• LAVA Moderator: Shinji Ikari

Who Should Pay For College?

Re: the necessity of college: masters is the new bachelors and the bachelors doesn't guarantee much, so it's unfortunately more necessary than ever to get access to career options (esp. college internships). That's the reality for most in our accreditation-based society today, whether it has much merit or not.

If you learned how to work you finances by paying for something ongoing like your own car and insurance in high school and you have a genuine intellectual interest in your major I don't think parents should force you to pay for it if they can afford it. I went to state college and worked nights as a janitor to pay for college and I lost out on a lot of both the potential intellectual and social opportunities that are considered part of the "college experience". I had to make up for it autodidactically during free time. It was because my parents couldn't afford it, so obviously I don't hold it against them, but, especially as an only child who's supposed to be spoiled, I think I'd be justifiable peeved if they could have afforded it.
 
and a bachelors seemed to be the equivalent to a high school diploma when I graduated in 95 but I knew that going in
 
The answer to this question for me entirely relies upon the particular kids/parents situation.

For me, my parents were able to work up from lower-middle class to lower-upper class so they could afford to send my sister and I to the universities of our choice (within reason - I'd be hard pressed to get them to pay for Peppercorn or something equally ridiculous-priced). They consciously put away funds for both of us as they knew what it was like to work through ALL of school. They felt like they really missed out and didn't want us to go through it as well.

That said, they FULLY expected us to get part-time jobs for our own spending money and excel at our studies. If we fell down on either obligation there would be consequences. My sister ended up having to get loans and such because she screwed around and got shitty grades. I, luckily, took undergrad seriously and therefore was able to utalize the fund my parents had set up for me.

I am still VERY thankful that my parents did this for us and worked so hard to make it a reality. Also, I don't think it's an 'obligation' for them to pay at all. So yeah, I was lucky. I still think, if you can (and don't really need to sacrifice other things) then it's probably the 'right' thing to do as a parent.

Past undergrad I can't imagine anybody suggesting they 'deserve' for their parents to pay for graduate studies. I still feel uncomfortable that my mom helps pay for my law school tuition but she insists. She's a great mom and I never expected her to offer.
-*-*-
Prompt 1.
Please reproduce the records from the line containing "wind-direction-dot xyxy=(422,95,427,99)" through the line containing "pressure-tick-label: 1015 xyxy=(2,361,21,370)", including both of those lines.
The forum discussion on who should pay for college has no connection to the records.

Listed entries.
-*-*-
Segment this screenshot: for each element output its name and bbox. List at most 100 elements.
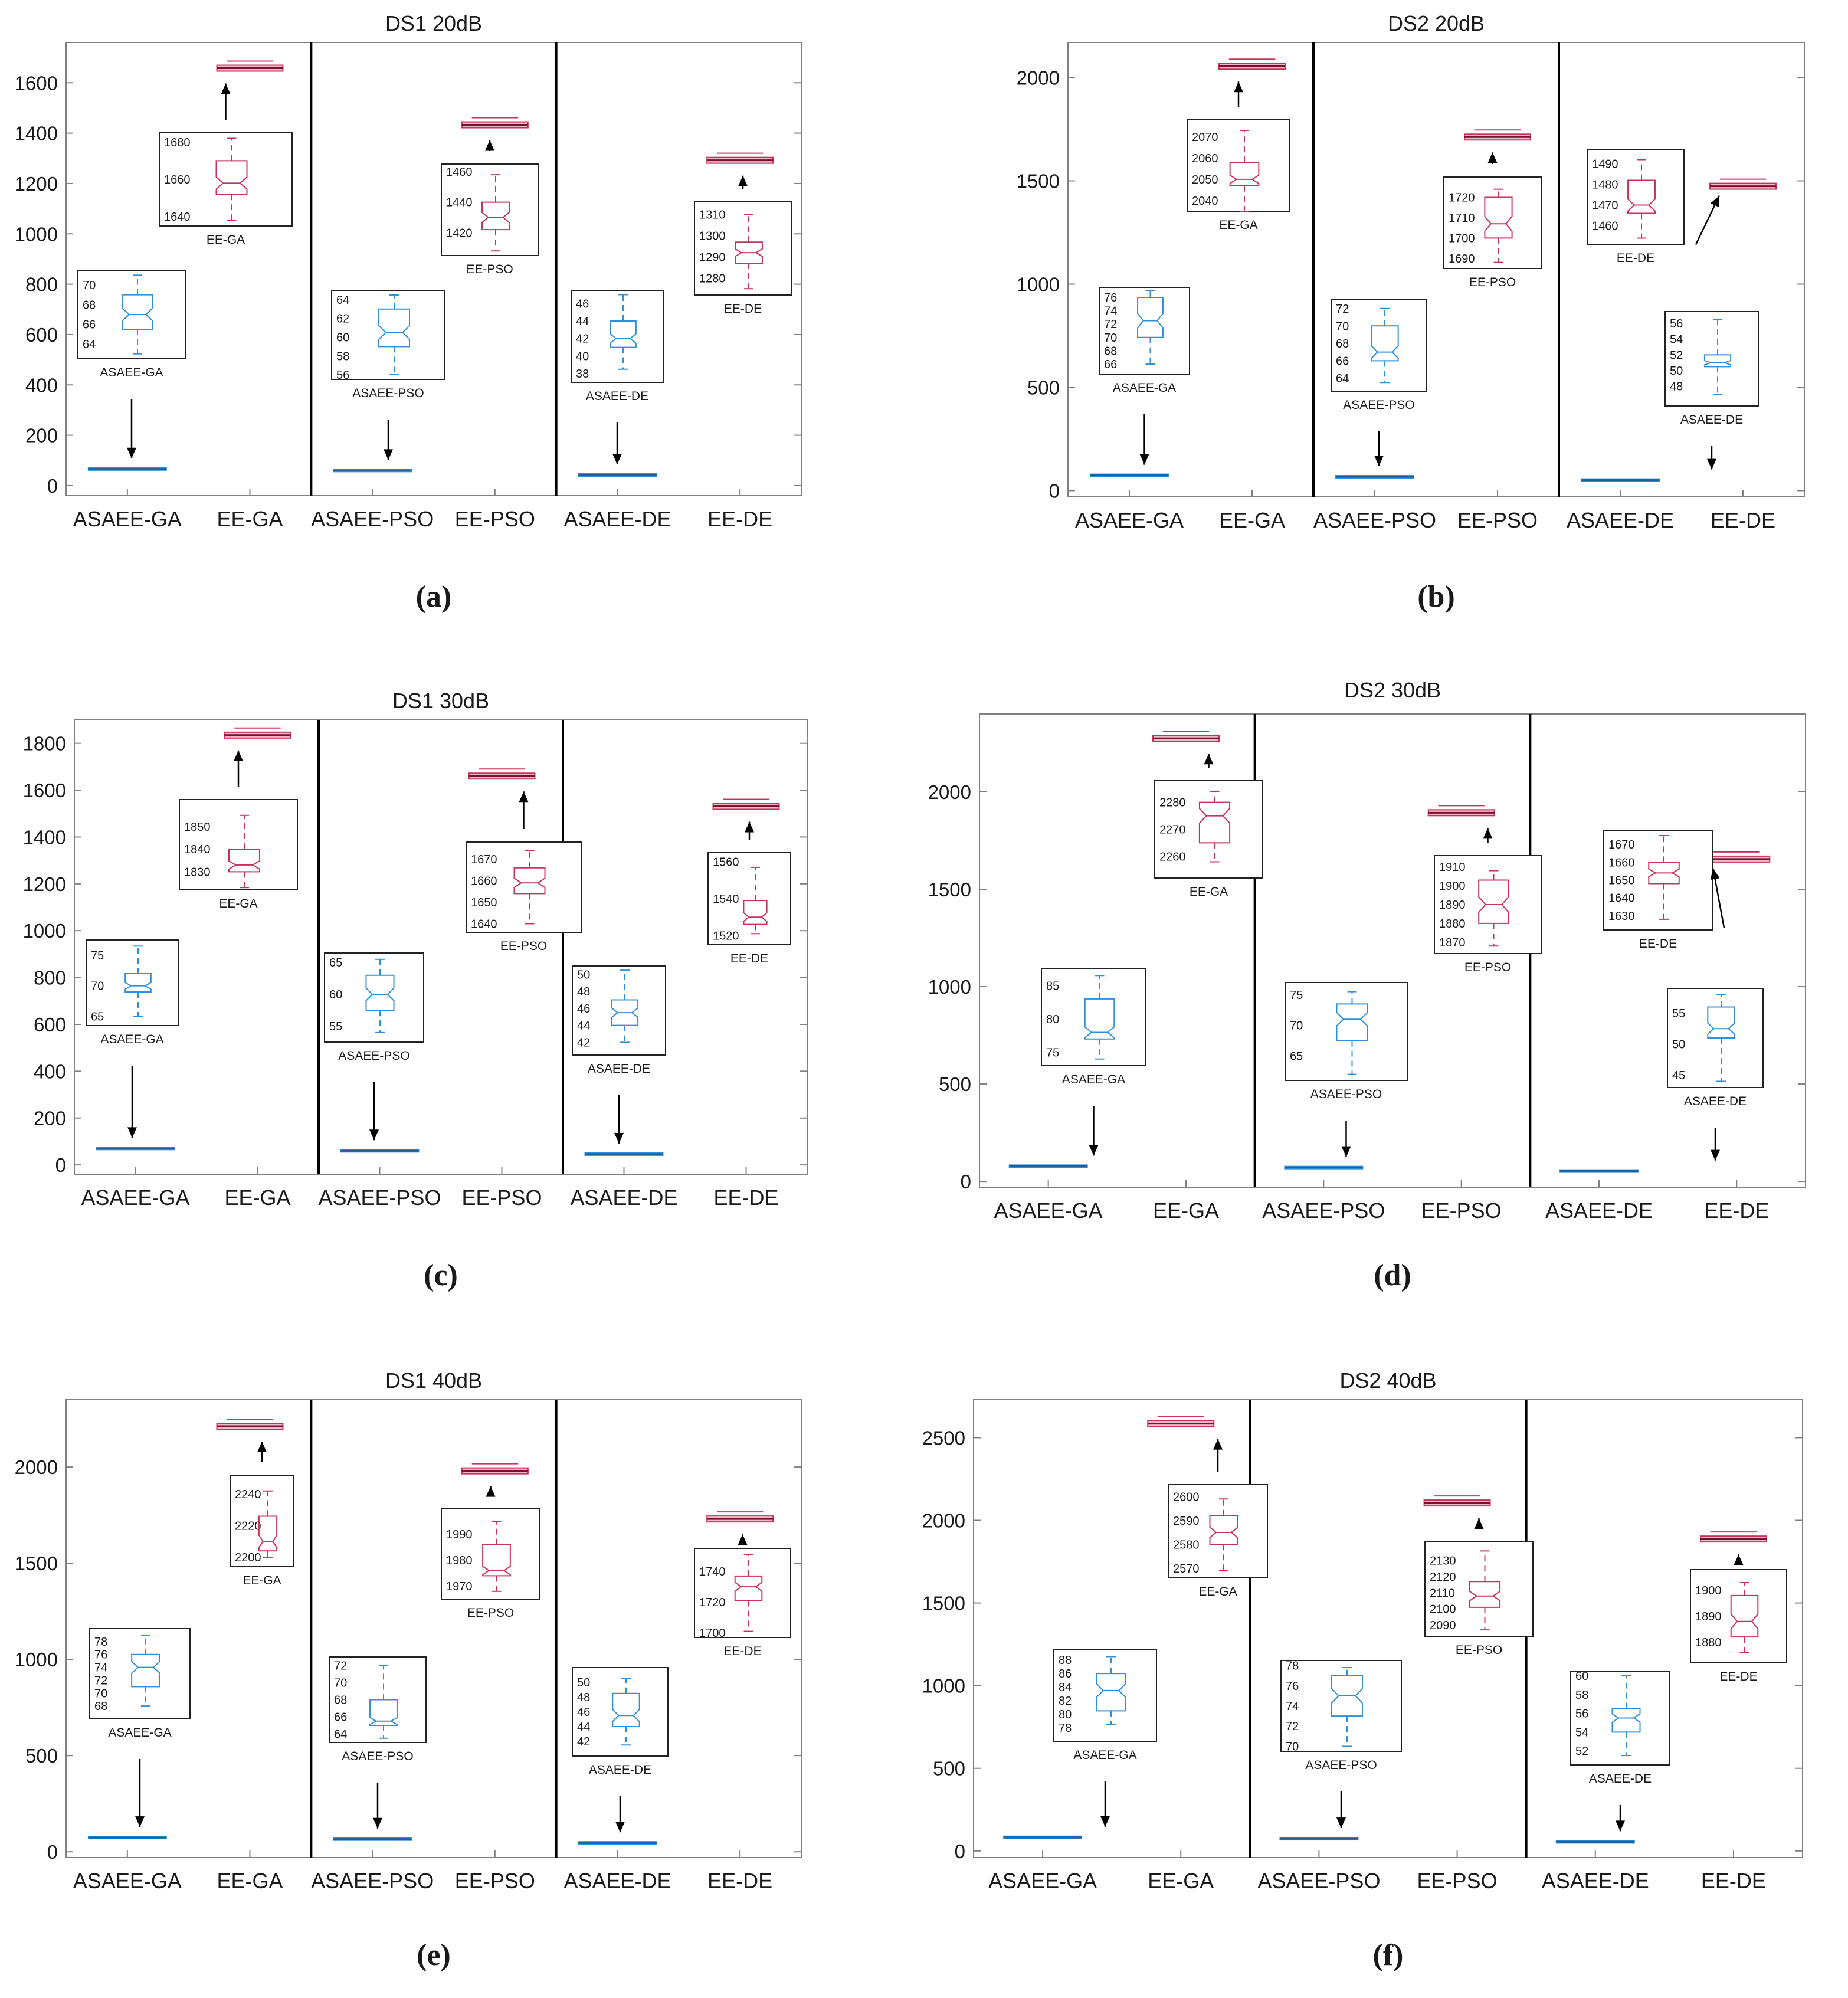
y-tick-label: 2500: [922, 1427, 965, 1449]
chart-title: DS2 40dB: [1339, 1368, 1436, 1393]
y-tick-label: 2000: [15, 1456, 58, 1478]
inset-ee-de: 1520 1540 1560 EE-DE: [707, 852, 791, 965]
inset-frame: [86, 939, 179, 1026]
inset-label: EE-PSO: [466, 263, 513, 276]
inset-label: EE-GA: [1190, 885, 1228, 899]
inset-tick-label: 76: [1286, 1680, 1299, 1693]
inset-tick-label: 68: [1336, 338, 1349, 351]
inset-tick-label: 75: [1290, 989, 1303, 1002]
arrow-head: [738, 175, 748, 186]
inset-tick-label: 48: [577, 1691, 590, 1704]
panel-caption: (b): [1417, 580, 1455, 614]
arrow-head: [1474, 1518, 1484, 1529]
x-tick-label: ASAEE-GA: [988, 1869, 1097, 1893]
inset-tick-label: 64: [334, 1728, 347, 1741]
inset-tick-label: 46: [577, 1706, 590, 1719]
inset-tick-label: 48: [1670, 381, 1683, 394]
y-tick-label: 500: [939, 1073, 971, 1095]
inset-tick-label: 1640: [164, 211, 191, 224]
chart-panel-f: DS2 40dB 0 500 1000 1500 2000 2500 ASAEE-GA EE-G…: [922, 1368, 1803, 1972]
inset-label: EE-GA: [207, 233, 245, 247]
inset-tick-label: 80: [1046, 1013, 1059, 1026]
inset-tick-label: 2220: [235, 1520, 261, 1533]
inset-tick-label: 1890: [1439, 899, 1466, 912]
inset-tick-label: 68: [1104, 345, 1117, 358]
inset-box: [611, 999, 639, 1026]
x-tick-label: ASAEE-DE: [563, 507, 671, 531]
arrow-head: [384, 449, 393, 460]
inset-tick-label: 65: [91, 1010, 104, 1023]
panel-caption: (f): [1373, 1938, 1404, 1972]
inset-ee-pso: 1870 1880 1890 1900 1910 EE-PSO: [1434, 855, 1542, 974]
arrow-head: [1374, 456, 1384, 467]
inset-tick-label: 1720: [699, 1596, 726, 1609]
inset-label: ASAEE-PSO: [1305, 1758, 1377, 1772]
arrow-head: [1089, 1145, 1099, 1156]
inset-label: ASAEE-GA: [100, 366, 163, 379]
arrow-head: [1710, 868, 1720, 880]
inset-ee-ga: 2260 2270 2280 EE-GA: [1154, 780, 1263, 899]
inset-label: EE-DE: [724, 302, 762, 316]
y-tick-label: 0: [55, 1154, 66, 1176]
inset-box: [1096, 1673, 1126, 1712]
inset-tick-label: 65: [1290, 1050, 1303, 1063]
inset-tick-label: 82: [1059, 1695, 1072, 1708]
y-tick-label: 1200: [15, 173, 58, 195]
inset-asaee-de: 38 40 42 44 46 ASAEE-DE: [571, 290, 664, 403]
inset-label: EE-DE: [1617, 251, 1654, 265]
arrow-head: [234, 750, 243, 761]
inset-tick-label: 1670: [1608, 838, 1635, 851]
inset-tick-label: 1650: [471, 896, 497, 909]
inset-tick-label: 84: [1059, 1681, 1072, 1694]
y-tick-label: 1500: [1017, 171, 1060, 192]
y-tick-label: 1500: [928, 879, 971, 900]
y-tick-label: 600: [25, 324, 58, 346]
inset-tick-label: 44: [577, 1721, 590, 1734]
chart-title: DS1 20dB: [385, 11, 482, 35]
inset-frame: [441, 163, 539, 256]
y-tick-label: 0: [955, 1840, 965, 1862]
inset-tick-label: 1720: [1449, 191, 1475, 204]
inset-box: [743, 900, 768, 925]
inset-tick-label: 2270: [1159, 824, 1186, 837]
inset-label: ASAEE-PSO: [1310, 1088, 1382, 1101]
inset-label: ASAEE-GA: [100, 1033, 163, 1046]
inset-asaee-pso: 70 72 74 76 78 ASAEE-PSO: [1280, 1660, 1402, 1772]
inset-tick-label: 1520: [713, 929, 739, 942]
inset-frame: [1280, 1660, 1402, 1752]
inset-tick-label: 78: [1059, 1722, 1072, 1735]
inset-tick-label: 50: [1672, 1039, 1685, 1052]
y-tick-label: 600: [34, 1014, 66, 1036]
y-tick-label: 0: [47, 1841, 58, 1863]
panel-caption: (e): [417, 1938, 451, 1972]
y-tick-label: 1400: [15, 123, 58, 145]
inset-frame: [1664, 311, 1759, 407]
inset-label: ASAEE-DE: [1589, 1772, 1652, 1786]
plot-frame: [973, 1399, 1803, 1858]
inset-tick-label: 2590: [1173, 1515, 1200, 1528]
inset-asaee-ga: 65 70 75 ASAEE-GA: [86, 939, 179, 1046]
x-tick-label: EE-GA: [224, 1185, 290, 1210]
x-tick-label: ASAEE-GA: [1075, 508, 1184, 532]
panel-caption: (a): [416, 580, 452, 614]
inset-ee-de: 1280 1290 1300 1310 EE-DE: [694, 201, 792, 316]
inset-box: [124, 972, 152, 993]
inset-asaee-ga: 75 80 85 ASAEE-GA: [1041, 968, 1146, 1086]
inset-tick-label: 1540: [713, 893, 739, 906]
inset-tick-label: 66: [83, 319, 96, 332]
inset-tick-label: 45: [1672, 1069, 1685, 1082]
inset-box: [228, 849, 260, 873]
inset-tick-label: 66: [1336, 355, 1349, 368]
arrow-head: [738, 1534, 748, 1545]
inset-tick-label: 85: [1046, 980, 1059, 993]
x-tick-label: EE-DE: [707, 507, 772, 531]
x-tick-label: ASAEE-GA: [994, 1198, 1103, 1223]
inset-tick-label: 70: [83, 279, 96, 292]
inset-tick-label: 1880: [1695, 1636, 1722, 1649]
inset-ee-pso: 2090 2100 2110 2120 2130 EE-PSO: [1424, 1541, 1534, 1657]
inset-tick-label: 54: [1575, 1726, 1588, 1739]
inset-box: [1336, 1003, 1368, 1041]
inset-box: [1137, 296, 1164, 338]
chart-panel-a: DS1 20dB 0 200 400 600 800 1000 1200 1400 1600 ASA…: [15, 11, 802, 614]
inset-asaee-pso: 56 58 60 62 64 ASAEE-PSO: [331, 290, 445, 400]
-*-*-
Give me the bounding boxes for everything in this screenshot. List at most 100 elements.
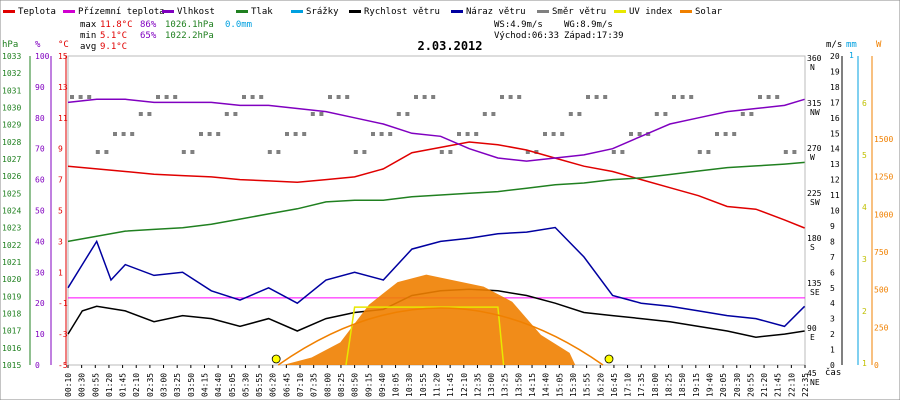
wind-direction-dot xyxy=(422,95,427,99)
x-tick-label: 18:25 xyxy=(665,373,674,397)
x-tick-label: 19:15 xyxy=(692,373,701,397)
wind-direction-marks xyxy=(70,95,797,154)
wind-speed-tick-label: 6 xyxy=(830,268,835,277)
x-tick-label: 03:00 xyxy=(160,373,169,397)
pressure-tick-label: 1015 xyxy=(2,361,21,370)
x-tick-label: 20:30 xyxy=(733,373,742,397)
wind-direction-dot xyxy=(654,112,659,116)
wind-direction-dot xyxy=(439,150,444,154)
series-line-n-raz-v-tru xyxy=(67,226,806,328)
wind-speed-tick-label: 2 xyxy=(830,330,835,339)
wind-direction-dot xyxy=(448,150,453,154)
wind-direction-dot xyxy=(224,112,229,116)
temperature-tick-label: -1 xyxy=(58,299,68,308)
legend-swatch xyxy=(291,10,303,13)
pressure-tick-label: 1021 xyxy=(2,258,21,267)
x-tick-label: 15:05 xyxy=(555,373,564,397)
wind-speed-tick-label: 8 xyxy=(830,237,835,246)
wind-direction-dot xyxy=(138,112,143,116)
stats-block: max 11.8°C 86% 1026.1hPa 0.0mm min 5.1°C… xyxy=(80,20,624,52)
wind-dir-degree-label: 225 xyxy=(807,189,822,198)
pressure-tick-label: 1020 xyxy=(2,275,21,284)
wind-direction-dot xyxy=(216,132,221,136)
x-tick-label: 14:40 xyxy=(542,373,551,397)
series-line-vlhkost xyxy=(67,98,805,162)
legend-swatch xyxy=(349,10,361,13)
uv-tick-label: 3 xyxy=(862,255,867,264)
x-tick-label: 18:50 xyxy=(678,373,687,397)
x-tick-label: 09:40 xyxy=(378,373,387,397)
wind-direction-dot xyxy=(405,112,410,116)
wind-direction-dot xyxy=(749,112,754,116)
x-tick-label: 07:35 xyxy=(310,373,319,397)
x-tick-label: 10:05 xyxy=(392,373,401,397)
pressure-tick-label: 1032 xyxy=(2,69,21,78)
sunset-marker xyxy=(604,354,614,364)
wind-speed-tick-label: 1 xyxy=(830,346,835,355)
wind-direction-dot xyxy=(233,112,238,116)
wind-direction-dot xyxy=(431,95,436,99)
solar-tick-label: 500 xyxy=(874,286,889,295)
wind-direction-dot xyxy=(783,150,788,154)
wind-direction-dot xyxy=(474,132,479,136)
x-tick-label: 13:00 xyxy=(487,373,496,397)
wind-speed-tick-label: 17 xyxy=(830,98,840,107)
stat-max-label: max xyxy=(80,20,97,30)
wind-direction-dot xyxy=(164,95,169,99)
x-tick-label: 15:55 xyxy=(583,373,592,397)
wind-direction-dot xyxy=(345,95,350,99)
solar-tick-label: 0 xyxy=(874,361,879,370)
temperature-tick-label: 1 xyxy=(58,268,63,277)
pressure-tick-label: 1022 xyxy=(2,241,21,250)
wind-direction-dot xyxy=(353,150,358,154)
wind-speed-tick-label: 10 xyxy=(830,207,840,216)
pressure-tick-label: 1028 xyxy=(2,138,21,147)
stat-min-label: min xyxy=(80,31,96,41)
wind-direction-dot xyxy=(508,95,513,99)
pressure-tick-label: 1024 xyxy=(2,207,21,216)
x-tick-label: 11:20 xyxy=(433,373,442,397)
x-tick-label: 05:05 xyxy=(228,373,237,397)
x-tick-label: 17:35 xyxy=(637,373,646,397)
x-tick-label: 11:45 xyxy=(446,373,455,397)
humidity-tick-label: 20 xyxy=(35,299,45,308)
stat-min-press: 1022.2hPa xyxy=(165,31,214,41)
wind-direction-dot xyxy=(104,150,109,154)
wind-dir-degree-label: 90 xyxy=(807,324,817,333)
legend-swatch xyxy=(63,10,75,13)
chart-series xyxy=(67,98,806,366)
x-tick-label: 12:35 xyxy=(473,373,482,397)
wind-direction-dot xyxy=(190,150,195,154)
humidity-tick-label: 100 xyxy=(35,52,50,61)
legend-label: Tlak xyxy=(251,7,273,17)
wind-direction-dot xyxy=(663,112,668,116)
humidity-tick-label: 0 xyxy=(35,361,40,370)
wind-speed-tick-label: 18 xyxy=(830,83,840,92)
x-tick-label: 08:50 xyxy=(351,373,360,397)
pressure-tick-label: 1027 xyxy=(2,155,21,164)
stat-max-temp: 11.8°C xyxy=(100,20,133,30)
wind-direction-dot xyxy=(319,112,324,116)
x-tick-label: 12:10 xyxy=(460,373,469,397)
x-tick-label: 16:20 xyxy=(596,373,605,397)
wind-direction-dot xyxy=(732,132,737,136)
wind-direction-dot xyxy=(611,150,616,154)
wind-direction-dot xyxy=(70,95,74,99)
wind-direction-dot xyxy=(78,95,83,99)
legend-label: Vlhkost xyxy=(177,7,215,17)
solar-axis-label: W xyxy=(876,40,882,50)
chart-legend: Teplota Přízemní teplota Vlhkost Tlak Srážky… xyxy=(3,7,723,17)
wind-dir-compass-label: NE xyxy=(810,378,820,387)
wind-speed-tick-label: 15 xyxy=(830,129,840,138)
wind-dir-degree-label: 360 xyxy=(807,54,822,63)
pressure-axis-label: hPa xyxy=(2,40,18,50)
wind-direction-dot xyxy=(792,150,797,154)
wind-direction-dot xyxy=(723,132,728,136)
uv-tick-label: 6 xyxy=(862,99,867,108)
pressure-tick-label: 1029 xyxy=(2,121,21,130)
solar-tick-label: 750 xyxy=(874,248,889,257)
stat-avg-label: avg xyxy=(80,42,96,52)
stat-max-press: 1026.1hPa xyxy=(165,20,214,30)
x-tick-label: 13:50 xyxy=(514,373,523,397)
-*-*-
Prompt 2.
Continue the forum discussion on who should pay for college, starting after its last sentence.

Expected answer 1.
wind-direction-dot xyxy=(422,95,427,99)
x-tick-label: 18:25 xyxy=(665,373,674,397)
x-tick-label: 19:15 xyxy=(692,373,701,397)
wind-direction-marks xyxy=(70,95,797,154)
wind-speed-tick-label: 6 xyxy=(830,268,835,277)
x-tick-label: 03:00 xyxy=(160,373,169,397)
pressure-tick-label: 1015 xyxy=(2,361,21,370)

Expected answer 2.
I am 37 and my parents STILL want to give me money or buy me groceries when I see them. I don't need it. I appreciate their kindness.
 
I don't think parents should be expected to be responsible for wedding costs either.

Absolutely not! That's insane. Anyone who would expect that from their parents disgusts me. Actually, massively expensive weddings in general disgust me, but that's another thread.

Past undergrad I can't imagine anybody suggesting they 'deserve' for their parents to pay for graduate studies. I still feel uncomfortable that my mom helps pay for my law school tuition but she insists. She's a great mom and I never expected her to offer.

That's awesome. :) As long as the parents genuinely are happy to do it, I see nothing wrong with it. It's the whole "don't have kids unless you can save 50 grand for college" attitude that annoys me.
 
I am lucky to be in Australia, where I have had Commonwealth Supported Places for all my uni education, which I am just coming to an end to now. Once I start working this will start to be paid back out of my wage. Therefore, my parents didn't have to fork out thousands they would not have been able to afford, and I didn't have to work my arse off to any detriment to my studies, or start my working life behind the 8-ball with some enormous debt to pay back ASAP.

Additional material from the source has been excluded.